>>>>>
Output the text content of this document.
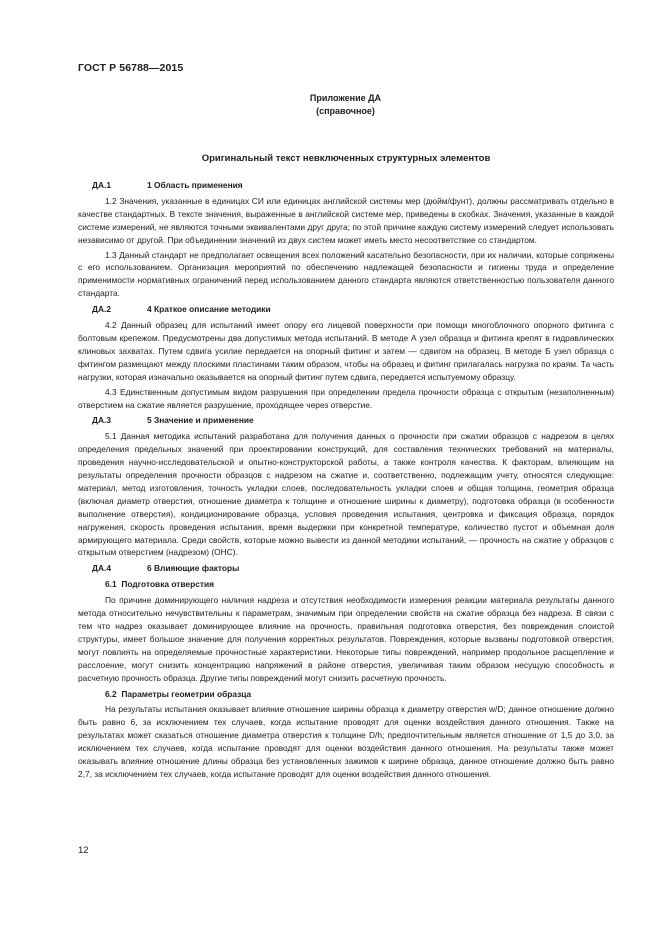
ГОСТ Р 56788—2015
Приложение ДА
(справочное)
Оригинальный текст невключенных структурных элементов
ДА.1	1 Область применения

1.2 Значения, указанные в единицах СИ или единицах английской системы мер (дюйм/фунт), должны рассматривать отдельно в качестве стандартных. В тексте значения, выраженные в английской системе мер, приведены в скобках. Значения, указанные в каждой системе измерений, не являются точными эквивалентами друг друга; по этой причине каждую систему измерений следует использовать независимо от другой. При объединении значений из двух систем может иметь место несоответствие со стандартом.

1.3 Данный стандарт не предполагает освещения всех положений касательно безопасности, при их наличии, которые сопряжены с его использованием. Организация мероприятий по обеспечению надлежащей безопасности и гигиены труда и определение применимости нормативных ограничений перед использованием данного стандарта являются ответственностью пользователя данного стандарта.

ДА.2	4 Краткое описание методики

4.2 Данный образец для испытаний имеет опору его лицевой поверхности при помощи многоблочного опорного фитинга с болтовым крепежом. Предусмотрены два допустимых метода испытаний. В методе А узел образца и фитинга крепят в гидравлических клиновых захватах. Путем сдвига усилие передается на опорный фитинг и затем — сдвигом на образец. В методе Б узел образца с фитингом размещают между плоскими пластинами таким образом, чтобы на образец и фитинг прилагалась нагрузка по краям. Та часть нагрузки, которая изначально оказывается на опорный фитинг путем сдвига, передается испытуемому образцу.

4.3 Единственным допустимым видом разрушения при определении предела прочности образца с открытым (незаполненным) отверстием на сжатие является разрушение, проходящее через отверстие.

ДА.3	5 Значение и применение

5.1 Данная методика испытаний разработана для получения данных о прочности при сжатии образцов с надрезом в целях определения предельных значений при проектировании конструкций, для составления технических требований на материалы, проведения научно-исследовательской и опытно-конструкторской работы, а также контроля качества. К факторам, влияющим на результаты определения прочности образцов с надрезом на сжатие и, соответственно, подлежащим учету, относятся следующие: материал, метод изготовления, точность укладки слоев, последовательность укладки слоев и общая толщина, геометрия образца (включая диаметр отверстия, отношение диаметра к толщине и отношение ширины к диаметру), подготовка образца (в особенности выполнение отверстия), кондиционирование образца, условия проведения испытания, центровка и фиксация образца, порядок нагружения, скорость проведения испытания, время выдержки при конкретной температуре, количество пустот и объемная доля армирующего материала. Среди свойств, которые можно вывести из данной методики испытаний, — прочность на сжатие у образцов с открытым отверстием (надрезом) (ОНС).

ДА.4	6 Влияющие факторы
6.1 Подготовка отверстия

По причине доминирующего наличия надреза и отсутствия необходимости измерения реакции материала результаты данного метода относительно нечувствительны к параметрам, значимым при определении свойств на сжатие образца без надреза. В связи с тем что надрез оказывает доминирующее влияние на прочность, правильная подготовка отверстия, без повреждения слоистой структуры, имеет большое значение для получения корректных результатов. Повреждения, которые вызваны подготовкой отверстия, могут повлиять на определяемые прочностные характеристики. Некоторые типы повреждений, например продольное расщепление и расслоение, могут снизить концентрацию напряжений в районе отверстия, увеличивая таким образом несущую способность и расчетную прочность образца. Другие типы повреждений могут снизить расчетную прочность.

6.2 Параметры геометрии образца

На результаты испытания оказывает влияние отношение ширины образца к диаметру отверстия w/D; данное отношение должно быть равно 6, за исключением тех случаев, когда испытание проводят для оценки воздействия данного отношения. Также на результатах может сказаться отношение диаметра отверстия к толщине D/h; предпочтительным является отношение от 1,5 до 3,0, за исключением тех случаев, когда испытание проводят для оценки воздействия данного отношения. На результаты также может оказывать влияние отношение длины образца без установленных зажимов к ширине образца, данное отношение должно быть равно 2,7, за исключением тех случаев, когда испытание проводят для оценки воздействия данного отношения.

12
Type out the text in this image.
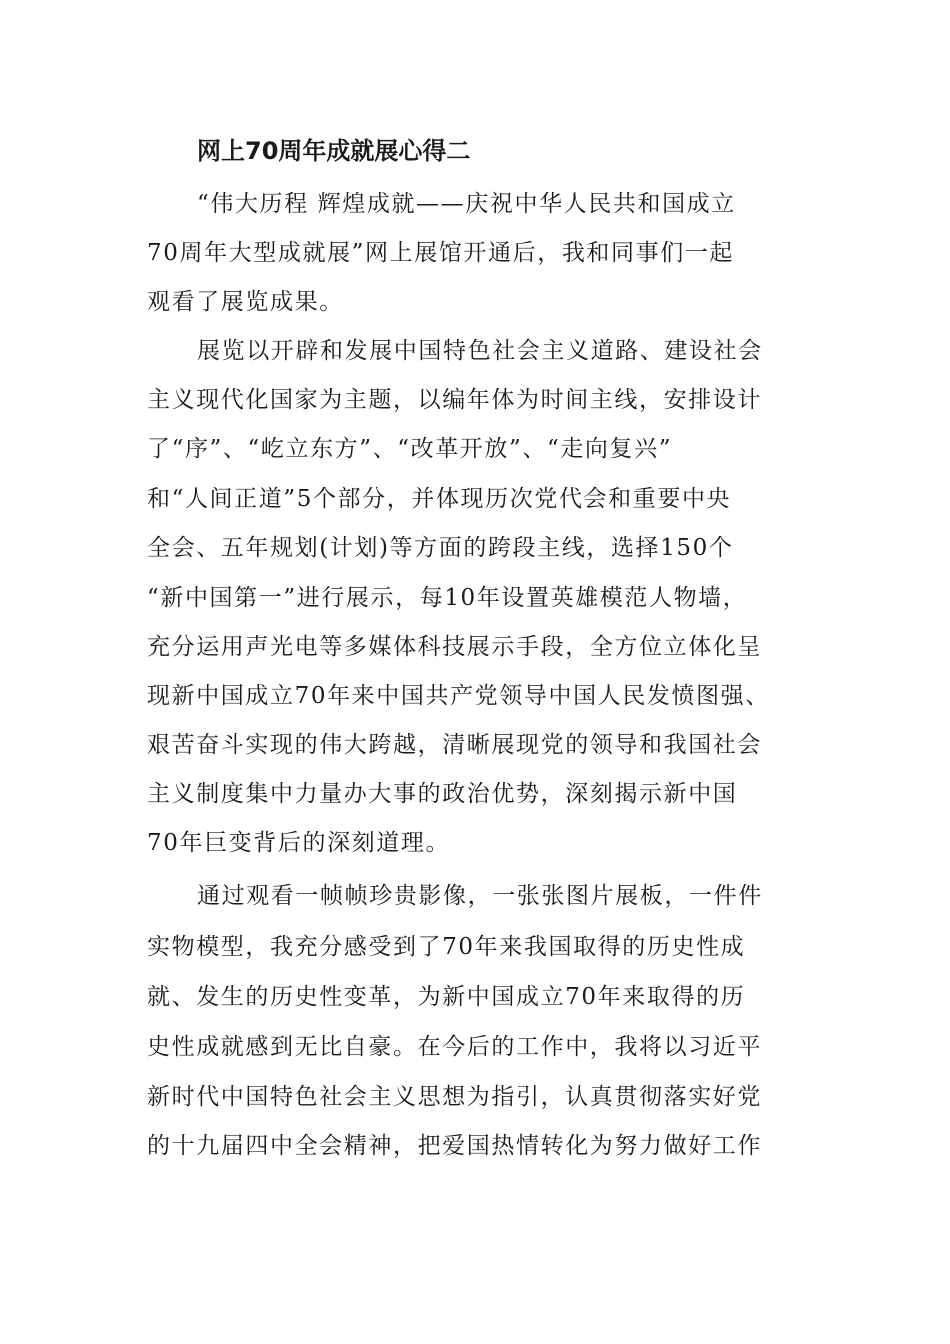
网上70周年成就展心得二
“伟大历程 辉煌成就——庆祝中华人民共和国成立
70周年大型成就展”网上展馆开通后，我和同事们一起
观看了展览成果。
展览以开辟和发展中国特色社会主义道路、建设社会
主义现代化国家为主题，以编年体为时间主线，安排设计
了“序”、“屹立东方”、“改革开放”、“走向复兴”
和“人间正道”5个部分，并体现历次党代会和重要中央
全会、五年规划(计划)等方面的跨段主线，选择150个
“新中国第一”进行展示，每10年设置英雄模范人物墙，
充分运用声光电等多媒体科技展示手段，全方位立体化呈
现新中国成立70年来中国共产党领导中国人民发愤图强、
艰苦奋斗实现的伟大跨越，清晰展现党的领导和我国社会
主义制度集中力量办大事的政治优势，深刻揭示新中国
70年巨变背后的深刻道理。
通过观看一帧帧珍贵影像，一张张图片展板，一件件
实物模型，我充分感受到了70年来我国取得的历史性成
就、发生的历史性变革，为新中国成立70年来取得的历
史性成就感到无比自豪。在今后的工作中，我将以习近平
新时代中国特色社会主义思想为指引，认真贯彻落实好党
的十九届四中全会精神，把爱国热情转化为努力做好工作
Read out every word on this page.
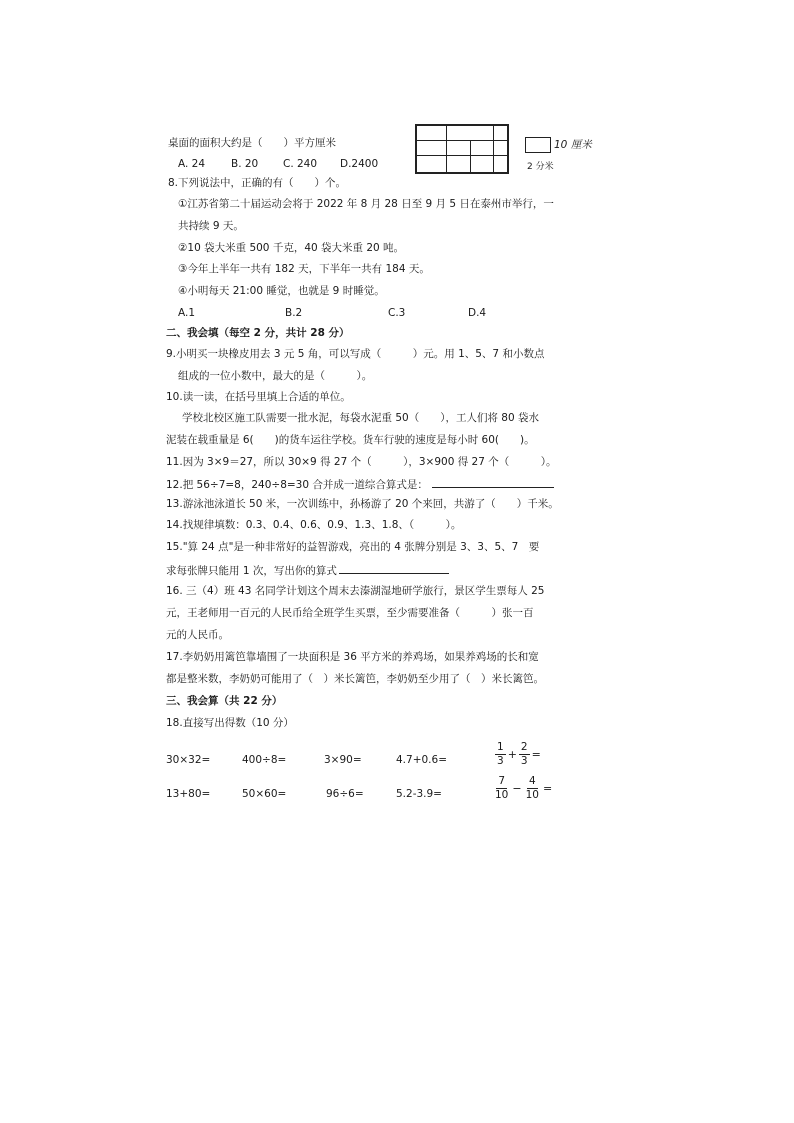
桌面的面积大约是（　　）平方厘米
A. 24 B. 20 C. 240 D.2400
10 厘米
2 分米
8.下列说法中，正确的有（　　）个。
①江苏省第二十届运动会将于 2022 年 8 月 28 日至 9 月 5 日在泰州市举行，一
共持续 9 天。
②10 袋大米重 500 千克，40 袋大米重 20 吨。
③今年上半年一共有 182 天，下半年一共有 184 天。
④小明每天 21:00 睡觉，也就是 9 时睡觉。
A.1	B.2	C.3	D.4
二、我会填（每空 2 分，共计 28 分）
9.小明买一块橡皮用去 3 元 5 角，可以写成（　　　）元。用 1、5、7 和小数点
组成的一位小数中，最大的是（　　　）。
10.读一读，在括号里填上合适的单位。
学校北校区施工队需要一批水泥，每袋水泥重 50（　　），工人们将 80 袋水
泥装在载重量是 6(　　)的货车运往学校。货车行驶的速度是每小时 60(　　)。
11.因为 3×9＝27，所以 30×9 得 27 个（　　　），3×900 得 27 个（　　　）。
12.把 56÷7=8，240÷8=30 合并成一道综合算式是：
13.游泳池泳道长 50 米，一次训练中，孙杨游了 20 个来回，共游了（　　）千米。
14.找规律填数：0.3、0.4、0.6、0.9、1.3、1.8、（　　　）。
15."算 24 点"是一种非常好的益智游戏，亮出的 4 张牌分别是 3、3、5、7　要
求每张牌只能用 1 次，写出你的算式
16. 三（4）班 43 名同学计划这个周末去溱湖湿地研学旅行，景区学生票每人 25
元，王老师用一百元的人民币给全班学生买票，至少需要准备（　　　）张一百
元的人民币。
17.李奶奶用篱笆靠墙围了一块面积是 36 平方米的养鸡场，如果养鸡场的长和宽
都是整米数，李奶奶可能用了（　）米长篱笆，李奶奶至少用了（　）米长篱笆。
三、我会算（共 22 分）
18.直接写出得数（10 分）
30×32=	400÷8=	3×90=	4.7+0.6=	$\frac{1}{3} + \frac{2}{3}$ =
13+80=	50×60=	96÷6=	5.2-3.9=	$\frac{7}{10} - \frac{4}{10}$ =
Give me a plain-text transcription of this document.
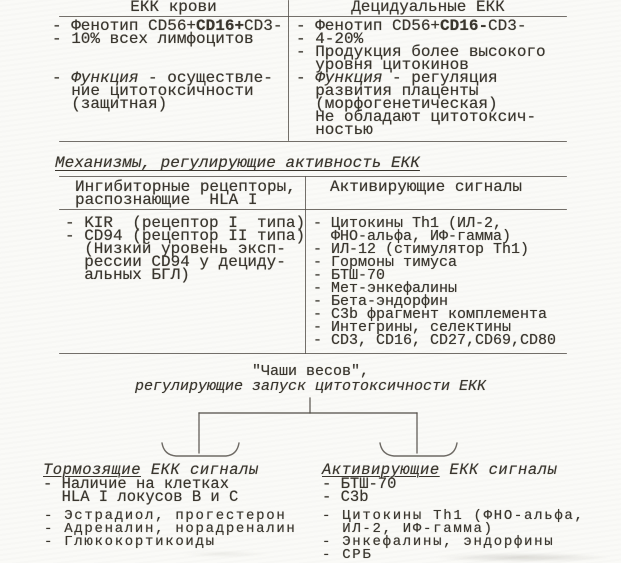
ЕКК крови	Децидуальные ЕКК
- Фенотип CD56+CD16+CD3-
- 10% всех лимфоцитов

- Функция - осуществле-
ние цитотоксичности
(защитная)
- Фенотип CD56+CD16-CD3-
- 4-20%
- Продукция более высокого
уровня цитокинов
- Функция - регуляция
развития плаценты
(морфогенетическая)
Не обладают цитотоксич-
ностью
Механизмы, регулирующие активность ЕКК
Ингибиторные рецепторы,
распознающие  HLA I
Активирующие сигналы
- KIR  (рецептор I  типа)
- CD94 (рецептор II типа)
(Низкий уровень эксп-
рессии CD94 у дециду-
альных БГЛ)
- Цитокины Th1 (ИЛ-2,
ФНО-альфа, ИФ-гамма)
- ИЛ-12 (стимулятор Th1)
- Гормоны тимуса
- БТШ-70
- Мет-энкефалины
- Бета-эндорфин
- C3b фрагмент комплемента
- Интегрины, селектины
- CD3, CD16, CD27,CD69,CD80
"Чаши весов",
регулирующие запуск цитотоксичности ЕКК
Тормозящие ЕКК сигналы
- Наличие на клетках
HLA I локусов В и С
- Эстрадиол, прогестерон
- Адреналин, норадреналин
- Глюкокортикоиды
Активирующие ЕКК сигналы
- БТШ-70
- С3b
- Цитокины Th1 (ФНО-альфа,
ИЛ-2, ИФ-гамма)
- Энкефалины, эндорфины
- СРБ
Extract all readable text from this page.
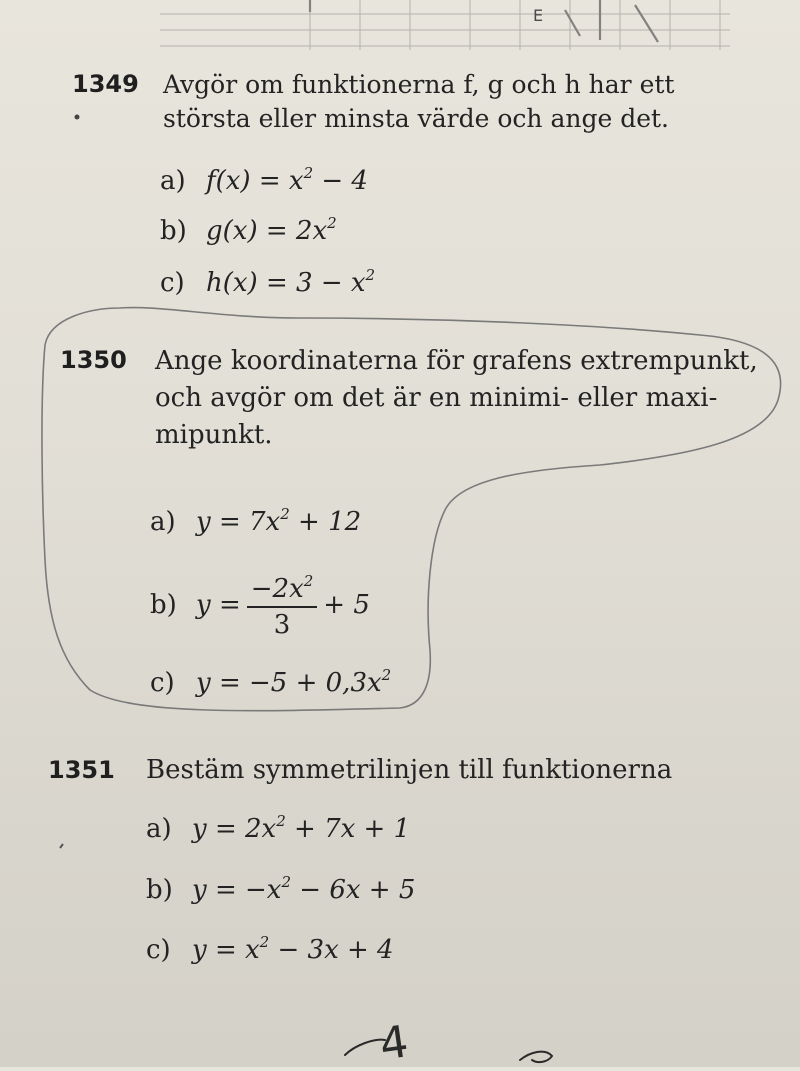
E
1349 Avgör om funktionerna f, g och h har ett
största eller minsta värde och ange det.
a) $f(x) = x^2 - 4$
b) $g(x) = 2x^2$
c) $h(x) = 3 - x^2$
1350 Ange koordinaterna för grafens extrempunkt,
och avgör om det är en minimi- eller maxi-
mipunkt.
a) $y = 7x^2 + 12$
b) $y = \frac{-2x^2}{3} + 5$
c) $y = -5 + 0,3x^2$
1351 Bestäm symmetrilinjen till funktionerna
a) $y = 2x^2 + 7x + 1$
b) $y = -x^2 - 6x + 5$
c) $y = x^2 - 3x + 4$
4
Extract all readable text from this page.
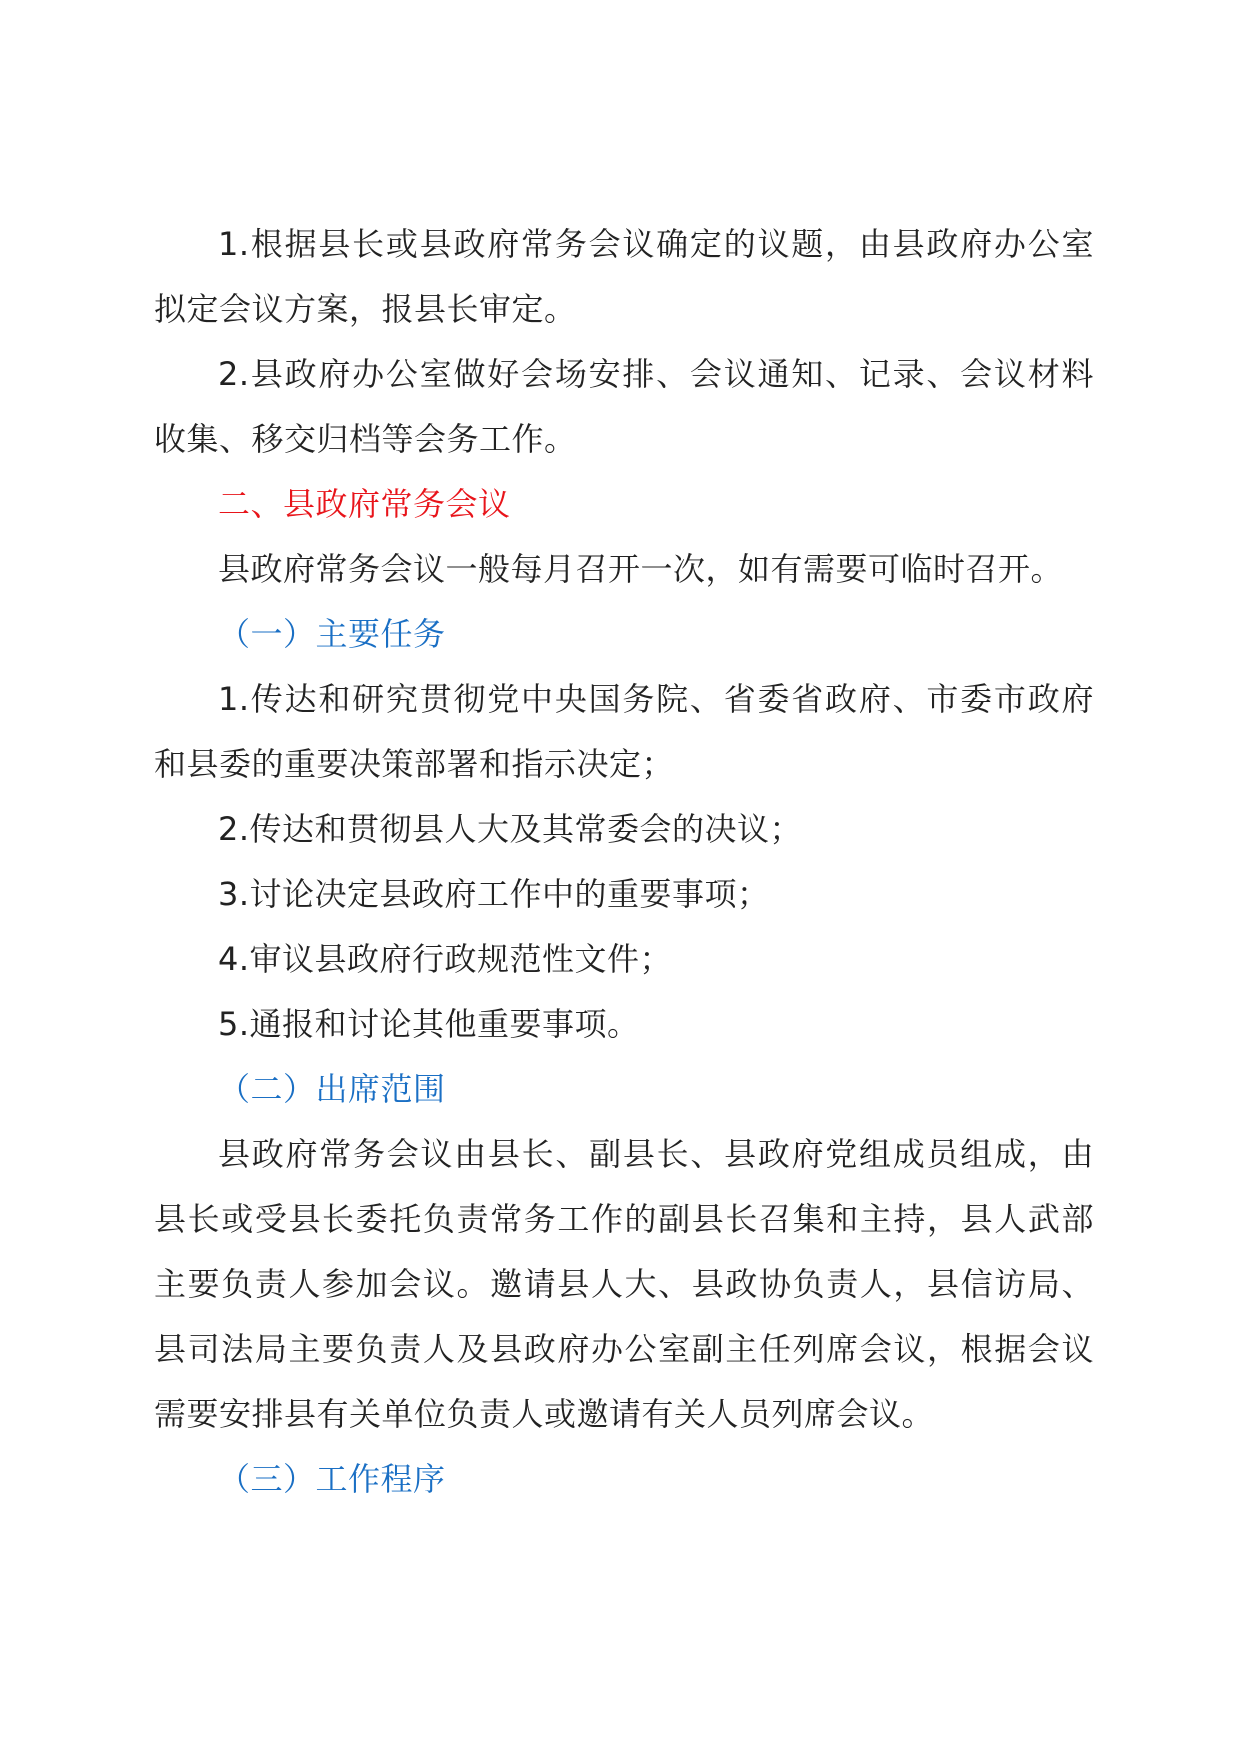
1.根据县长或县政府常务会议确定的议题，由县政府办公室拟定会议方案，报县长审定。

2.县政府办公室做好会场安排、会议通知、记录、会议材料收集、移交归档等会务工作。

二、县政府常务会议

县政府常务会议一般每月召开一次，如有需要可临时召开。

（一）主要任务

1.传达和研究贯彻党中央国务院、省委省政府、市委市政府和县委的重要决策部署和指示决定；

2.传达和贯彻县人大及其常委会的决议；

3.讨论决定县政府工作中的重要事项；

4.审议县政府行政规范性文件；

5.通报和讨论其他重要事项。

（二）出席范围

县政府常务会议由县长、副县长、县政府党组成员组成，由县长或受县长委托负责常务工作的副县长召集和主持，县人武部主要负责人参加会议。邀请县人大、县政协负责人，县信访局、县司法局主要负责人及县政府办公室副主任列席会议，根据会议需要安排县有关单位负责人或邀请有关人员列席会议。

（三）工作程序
<<<<<
• **Brief**: Pick out the lines above that hold the string "цитотоксичности" and show them.

• **Result**:
ние цитотоксичности
регулирующие запуск цитотоксичности ЕКК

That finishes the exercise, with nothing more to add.